### Record set
━━━━━━━━━━━━━━━━
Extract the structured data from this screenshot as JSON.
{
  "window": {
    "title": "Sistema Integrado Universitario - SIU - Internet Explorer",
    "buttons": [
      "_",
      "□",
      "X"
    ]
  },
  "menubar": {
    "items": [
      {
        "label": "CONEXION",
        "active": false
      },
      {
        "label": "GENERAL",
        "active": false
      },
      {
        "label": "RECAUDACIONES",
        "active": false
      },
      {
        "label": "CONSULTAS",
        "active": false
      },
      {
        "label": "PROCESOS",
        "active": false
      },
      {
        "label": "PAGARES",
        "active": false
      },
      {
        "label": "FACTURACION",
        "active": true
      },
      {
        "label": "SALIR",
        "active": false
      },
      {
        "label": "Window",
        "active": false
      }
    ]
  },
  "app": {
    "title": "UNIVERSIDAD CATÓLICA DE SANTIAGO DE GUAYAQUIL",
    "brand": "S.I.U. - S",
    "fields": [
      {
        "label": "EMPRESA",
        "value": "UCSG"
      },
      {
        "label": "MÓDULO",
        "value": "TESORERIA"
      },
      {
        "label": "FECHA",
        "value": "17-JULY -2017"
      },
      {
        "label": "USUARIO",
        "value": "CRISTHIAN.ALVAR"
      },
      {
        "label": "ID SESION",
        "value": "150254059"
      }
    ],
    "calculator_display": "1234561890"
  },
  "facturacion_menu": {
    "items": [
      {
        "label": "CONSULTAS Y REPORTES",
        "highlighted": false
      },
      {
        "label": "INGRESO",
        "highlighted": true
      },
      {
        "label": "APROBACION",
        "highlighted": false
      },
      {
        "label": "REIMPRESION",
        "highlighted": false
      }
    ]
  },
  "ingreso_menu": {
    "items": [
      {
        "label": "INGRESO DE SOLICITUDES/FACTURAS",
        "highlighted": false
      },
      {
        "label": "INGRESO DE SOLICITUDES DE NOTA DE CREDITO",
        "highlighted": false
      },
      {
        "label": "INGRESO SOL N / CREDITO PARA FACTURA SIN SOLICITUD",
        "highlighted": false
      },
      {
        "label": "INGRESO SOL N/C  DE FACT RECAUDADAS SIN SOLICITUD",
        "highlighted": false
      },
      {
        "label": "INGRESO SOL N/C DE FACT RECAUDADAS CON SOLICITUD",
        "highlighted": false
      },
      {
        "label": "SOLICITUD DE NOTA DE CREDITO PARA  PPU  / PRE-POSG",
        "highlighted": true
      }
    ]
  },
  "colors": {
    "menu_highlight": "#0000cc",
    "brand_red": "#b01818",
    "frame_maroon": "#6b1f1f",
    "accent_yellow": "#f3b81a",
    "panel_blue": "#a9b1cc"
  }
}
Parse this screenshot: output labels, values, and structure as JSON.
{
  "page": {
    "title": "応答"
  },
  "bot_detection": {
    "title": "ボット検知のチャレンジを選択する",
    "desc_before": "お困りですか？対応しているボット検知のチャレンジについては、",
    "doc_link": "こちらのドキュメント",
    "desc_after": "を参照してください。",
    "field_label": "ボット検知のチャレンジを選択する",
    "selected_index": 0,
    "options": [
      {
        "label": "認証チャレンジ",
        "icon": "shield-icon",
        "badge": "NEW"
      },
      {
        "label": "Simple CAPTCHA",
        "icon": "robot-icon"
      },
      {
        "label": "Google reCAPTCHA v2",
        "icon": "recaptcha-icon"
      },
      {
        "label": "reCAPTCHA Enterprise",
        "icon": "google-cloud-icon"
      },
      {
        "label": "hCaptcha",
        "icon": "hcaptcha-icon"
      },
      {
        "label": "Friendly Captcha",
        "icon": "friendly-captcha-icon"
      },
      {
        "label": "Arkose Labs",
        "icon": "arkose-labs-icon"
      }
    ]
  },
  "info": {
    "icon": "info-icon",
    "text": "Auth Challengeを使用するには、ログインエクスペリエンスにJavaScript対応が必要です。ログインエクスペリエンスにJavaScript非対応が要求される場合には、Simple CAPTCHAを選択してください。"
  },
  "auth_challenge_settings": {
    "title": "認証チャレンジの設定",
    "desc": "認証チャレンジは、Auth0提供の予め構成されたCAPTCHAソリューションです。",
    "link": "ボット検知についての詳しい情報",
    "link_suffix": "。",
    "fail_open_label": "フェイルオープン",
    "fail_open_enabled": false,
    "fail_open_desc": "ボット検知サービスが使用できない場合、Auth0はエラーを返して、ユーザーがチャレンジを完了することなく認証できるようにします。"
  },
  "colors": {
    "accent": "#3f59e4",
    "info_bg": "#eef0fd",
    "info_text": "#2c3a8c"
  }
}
━━━━━━━━━━━━━━━━
Print the complete listing again, exactly as it stands.

Extract the structured data from this screenshot as JSON.
{
  "window": {
    "title": "Sistema Integrado Universitario - SIU - Internet Explorer",
    "buttons": [
      "_",
      "□",
      "X"
    ]
  },
  "menubar": {
    "items": [
      {
        "label": "CONEXION",
        "active": false
      },
      {
        "label": "GENERAL",
        "active": false
      },
      {
        "label": "RECAUDACIONES",
        "active": false
      },
      {
        "label": "CONSULTAS",
        "active": false
      },
      {
        "label": "PROCESOS",
        "active": false
      },
      {
        "label": "PAGARES",
        "active": false
      },
      {
        "label": "FACTURACION",
        "active": true
      },
      {
        "label": "SALIR",
        "active": false
      },
      {
        "label": "Window",
        "active": false
      }
    ]
  },
  "app": {
    "title": "UNIVERSIDAD CATÓLICA DE SANTIAGO DE GUAYAQUIL",
    "brand": "S.I.U. - S",
    "fields": [
      {
        "label": "EMPRESA",
        "value": "UCSG"
      },
      {
        "label": "MÓDULO",
        "value": "TESORERIA"
      },
      {
        "label": "FECHA",
        "value": "17-JULY -2017"
      },
      {
        "label": "USUARIO",
        "value": "CRISTHIAN.ALVAR"
      },
      {
        "label": "ID SESION",
        "value": "150254059"
      }
    ],
    "calculator_display": "1234561890"
  },
  "facturacion_menu": {
    "items": [
      {
        "label": "CONSULTAS Y REPORTES",
        "highlighted": false
      },
      {
        "label": "INGRESO",
        "highlighted": true
      },
      {
        "label": "APROBACION",
        "highlighted": false
      },
      {
        "label": "REIMPRESION",
        "highlighted": false
      }
    ]
  },
  "ingreso_menu": {
    "items": [
      {
        "label": "INGRESO DE SOLICITUDES/FACTURAS",
        "highlighted": false
      },
      {
        "label": "INGRESO DE SOLICITUDES DE NOTA DE CREDITO",
        "highlighted": false
      },
      {
        "label": "INGRESO SOL N / CREDITO PARA FACTURA SIN SOLICITUD",
        "highlighted": false
      },
      {
        "label": "INGRESO SOL N/C  DE FACT RECAUDADAS SIN SOLICITUD",
        "highlighted": false
      },
      {
        "label": "INGRESO SOL N/C DE FACT RECAUDADAS CON SOLICITUD",
        "highlighted": false
      },
      {
        "label": "SOLICITUD DE NOTA DE CREDITO PARA  PPU  / PRE-POSG",
        "highlighted": true
      }
    ]
  },
  "colors": {
    "menu_highlight": "#0000cc",
    "brand_red": "#b01818",
    "frame_maroon": "#6b1f1f",
    "accent_yellow": "#f3b81a",
    "panel_blue": "#a9b1cc"
  }
}
Parse this screenshot: output labels, values, and structure as JSON.
{
  "page": {
    "title": "応答"
  },
  "bot_detection": {
    "title": "ボット検知のチャレンジを選択する",
    "desc_before": "お困りですか？対応しているボット検知のチャレンジについては、",
    "doc_link": "こちらのドキュメント",
    "desc_after": "を参照してください。",
    "field_label": "ボット検知のチャレンジを選択する",
    "selected_index": 0,
    "options": [
      {
        "label": "認証チャレンジ",
        "icon": "shield-icon",
        "badge": "NEW"
      },
      {
        "label": "Simple CAPTCHA",
        "icon": "robot-icon"
      },
      {
        "label": "Google reCAPTCHA v2",
        "icon": "recaptcha-icon"
      },
      {
        "label": "reCAPTCHA Enterprise",
        "icon": "google-cloud-icon"
      },
      {
        "label": "hCaptcha",
        "icon": "hcaptcha-icon"
      },
      {
        "label": "Friendly Captcha",
        "icon": "friendly-captcha-icon"
      },
      {
        "label": "Arkose Labs",
        "icon": "arkose-labs-icon"
      }
    ]
  },
  "info": {
    "icon": "info-icon",
    "text": "Auth Challengeを使用するには、ログインエクスペリエンスにJavaScript対応が必要です。ログインエクスペリエンスにJavaScript非対応が要求される場合には、Simple CAPTCHAを選択してください。"
  },
  "auth_challenge_settings": {
    "title": "認証チャレンジの設定",
    "desc": "認証チャレンジは、Auth0提供の予め構成されたCAPTCHAソリューションです。",
    "link": "ボット検知についての詳しい情報",
    "link_suffix": "。",
    "fail_open_label": "フェイルオープン",
    "fail_open_enabled": false,
    "fail_open_desc": "ボット検知サービスが使用できない場合、Auth0はエラーを返して、ユーザーがチャレンジを完了することなく認証できるようにします。"
  },
  "colors": {
    "accent": "#3f59e4",
    "info_bg": "#eef0fd",
    "info_text": "#2c3a8c"
  }
}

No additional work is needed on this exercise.